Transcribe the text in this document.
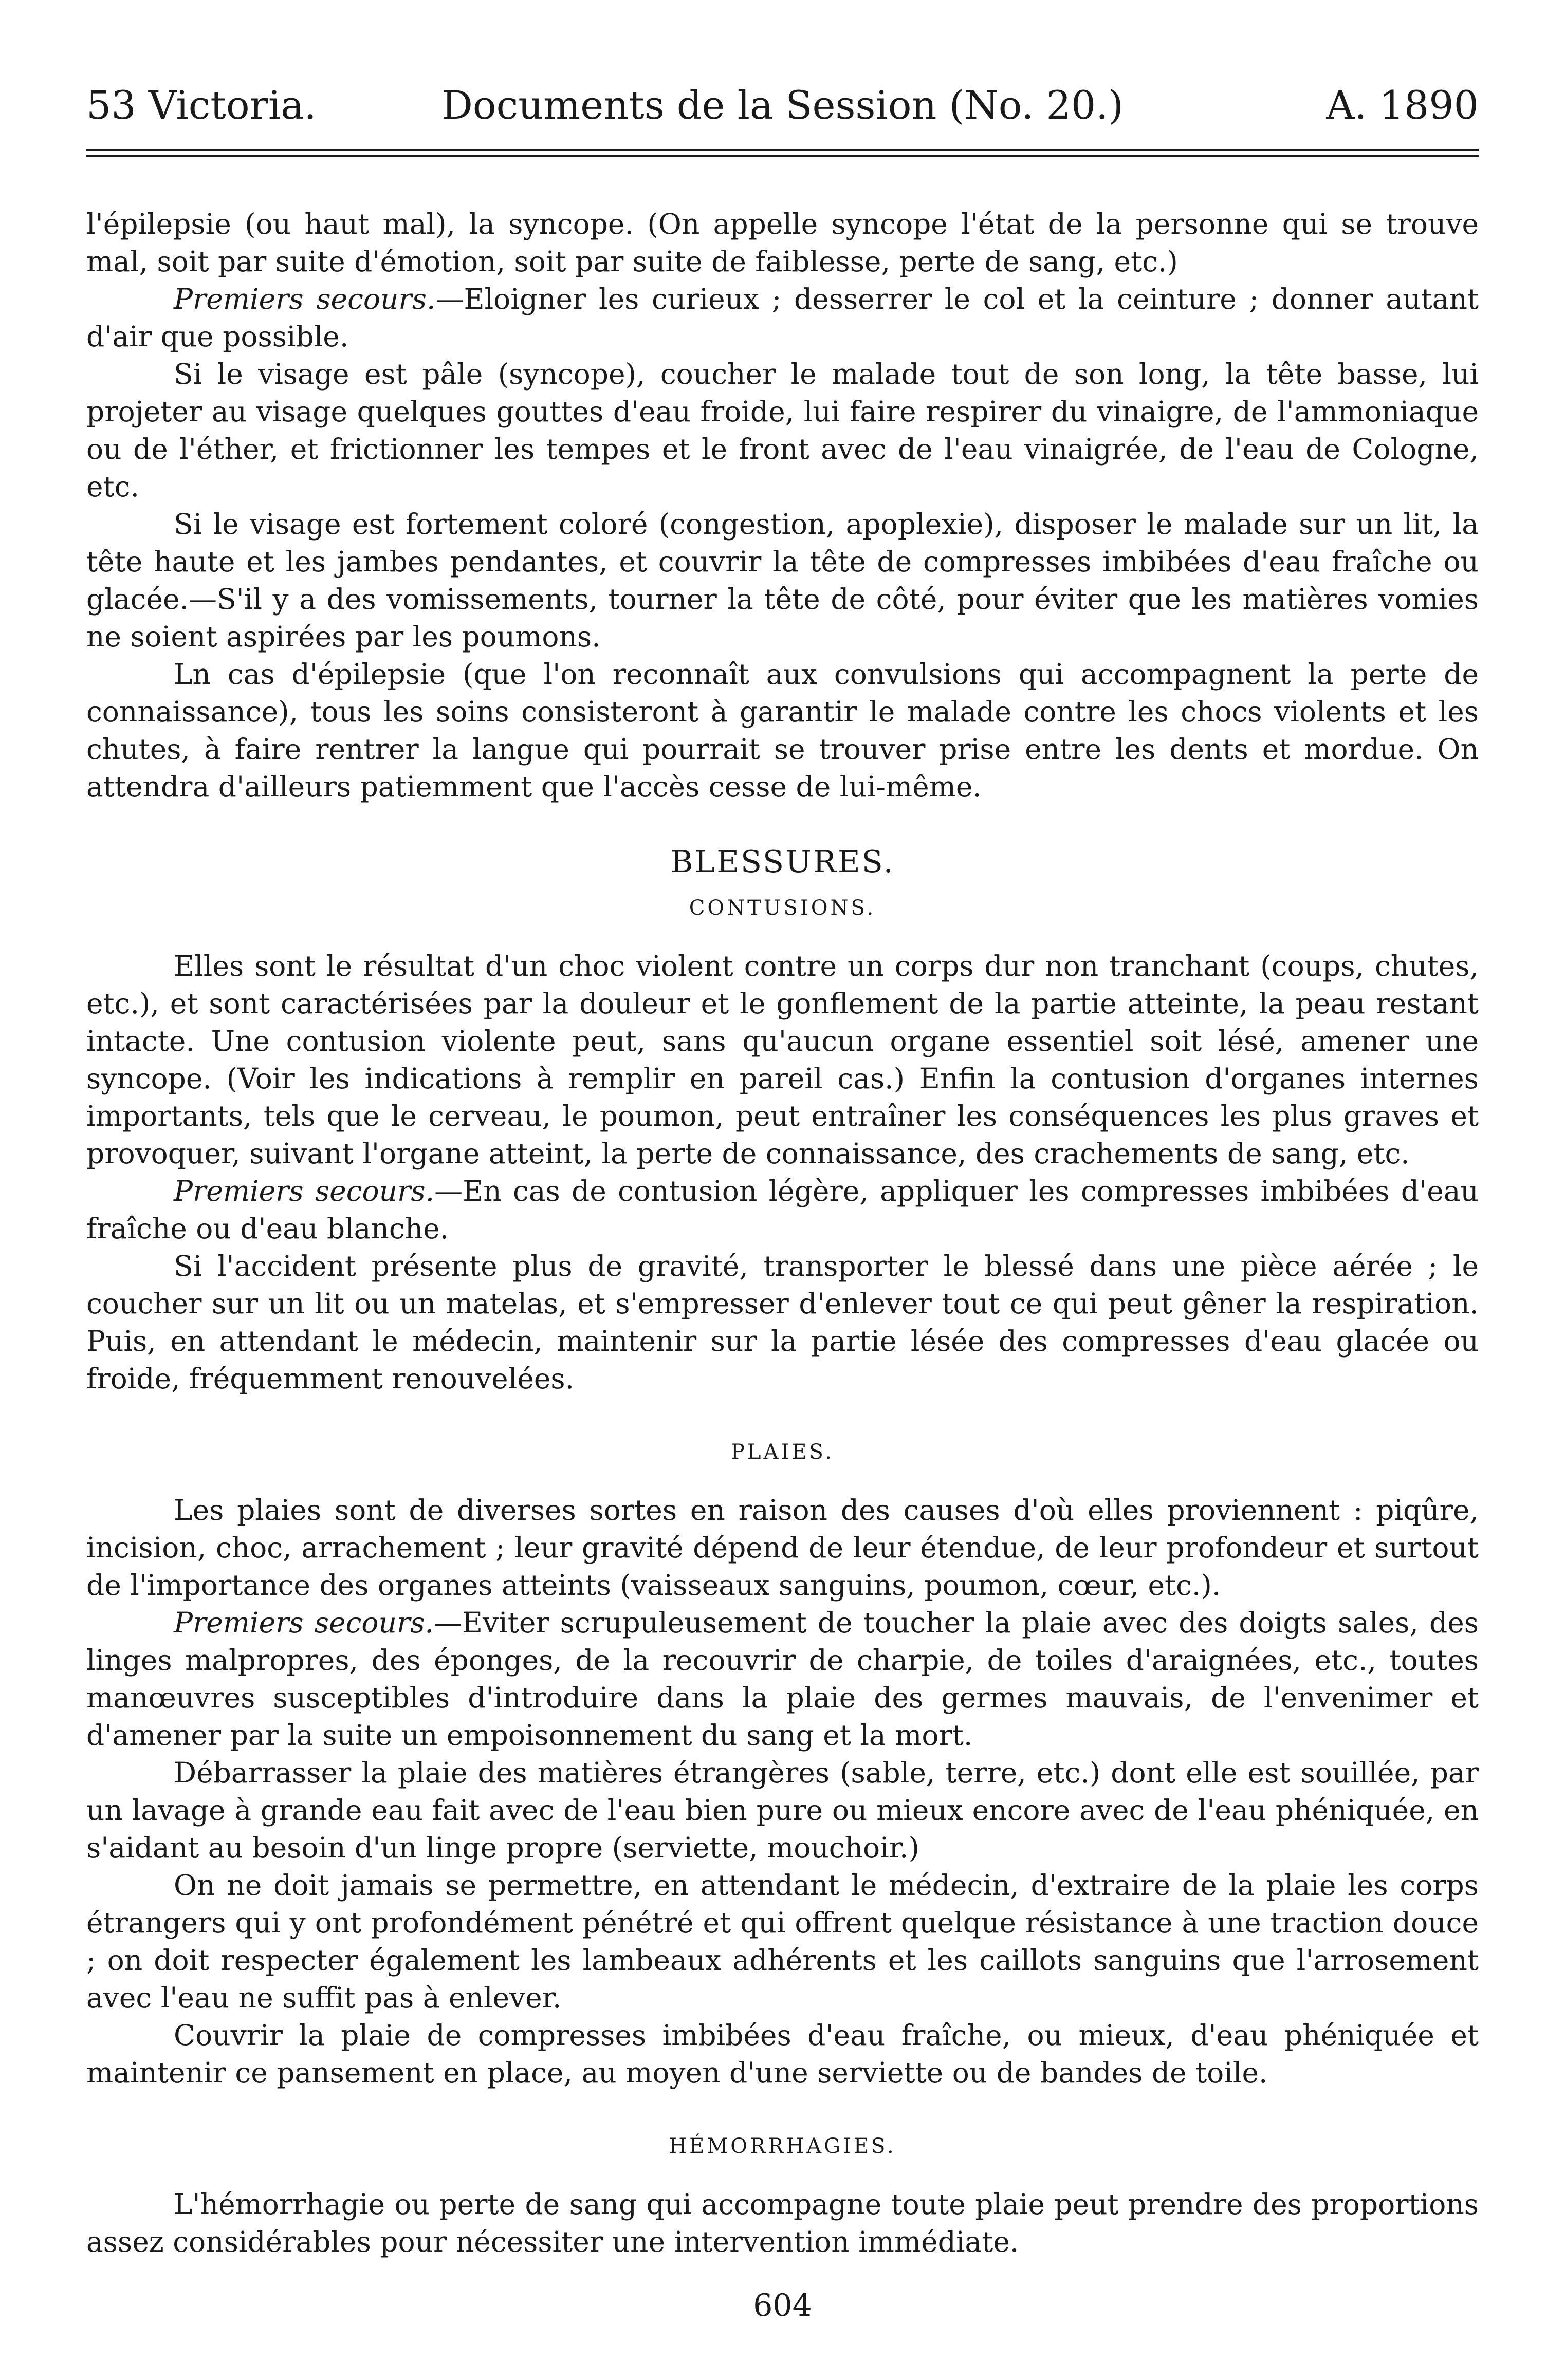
53 Victoria.	Documents de la Session (No. 20.)	A. 1890

l'épilepsie (ou haut mal), la syncope. (On appelle syncope l'état de la personne qui se trouve mal, soit par suite d'émotion, soit par suite de faiblesse, perte de sang, etc.)

Premiers secours.—Eloigner les curieux ; desserrer le col et la ceinture ; donner autant d'air que possible.

Si le visage est pâle (syncope), coucher le malade tout de son long, la tête basse, lui projeter au visage quelques gouttes d'eau froide, lui faire respirer du vinaigre, de l'ammoniaque ou de l'éther, et frictionner les tempes et le front avec de l'eau vinaigrée, de l'eau de Cologne, etc.

Si le visage est fortement coloré (congestion, apoplexie), disposer le malade sur un lit, la tête haute et les jambes pendantes, et couvrir la tête de compresses imbibées d'eau fraîche ou glacée.—S'il y a des vomissements, tourner la tête de côté, pour éviter que les matières vomies ne soient aspirées par les poumons.

Ln cas d'épilepsie (que l'on reconnaît aux convulsions qui accompagnent la perte de connaissance), tous les soins consisteront à garantir le malade contre les chocs violents et les chutes, à faire rentrer la langue qui pourrait se trouver prise entre les dents et mordue. On attendra d'ailleurs patiemment que l'accès cesse de lui-même.

BLESSURES.

CONTUSIONS.

Elles sont le résultat d'un choc violent contre un corps dur non tranchant (coups, chutes, etc.), et sont caractérisées par la douleur et le gonflement de la partie atteinte, la peau restant intacte. Une contusion violente peut, sans qu'aucun organe essentiel soit lésé, amener une syncope. (Voir les indications à remplir en pareil cas.) Enfin la contusion d'organes internes importants, tels que le cerveau, le poumon, peut entraîner les conséquences les plus graves et provoquer, suivant l'organe atteint, la perte de connaissance, des crachements de sang, etc.

Premiers secours.—En cas de contusion légère, appliquer les compresses imbibées d'eau fraîche ou d'eau blanche.

Si l'accident présente plus de gravité, transporter le blessé dans une pièce aérée ; le coucher sur un lit ou un matelas, et s'empresser d'enlever tout ce qui peut gêner la respiration. Puis, en attendant le médecin, maintenir sur la partie lésée des compresses d'eau glacée ou froide, fréquemment renouvelées.

PLAIES.

Les plaies sont de diverses sortes en raison des causes d'où elles proviennent : piqûre, incision, choc, arrachement ; leur gravité dépend de leur étendue, de leur profondeur et surtout de l'importance des organes atteints (vaisseaux sanguins, poumon, cœur, etc.).

Premiers secours.—Eviter scrupuleusement de toucher la plaie avec des doigts sales, des linges malpropres, des éponges, de la recouvrir de charpie, de toiles d'araignées, etc., toutes manœuvres susceptibles d'introduire dans la plaie des germes mauvais, de l'envenimer et d'amener par la suite un empoisonnement du sang et la mort.

Débarrasser la plaie des matières étrangères (sable, terre, etc.) dont elle est souillée, par un lavage à grande eau fait avec de l'eau bien pure ou mieux encore avec de l'eau phéniquée, en s'aidant au besoin d'un linge propre (serviette, mouchoir.)

On ne doit jamais se permettre, en attendant le médecin, d'extraire de la plaie les corps étrangers qui y ont profondément pénétré et qui offrent quelque résistance à une traction douce ; on doit respecter également les lambeaux adhérents et les caillots sanguins que l'arrosement avec l'eau ne suffit pas à enlever.

Couvrir la plaie de compresses imbibées d'eau fraîche, ou mieux, d'eau phéniquée et maintenir ce pansement en place, au moyen d'une serviette ou de bandes de toile.

HÉMORRHAGIES.

L'hémorrhagie ou perte de sang qui accompagne toute plaie peut prendre des proportions assez considérables pour nécessiter une intervention immédiate.

604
----------------------------------------
Leave out every line without the string "mieux" and copy the rest.

Débarrasser la plaie des matières étrangères (sable, terre, etc.) dont elle est souillée, par un lavage à grande eau fait avec de l'eau bien pure ou mieux encore avec de l'eau phéniquée, en s'aidant au besoin d'un linge propre (serviette, mouchoir.)
Couvrir la plaie de compresses imbibées d'eau fraîche, ou mieux, d'eau phéniquée et maintenir ce pansement en place, au moyen d'une serviette ou de bandes de toile.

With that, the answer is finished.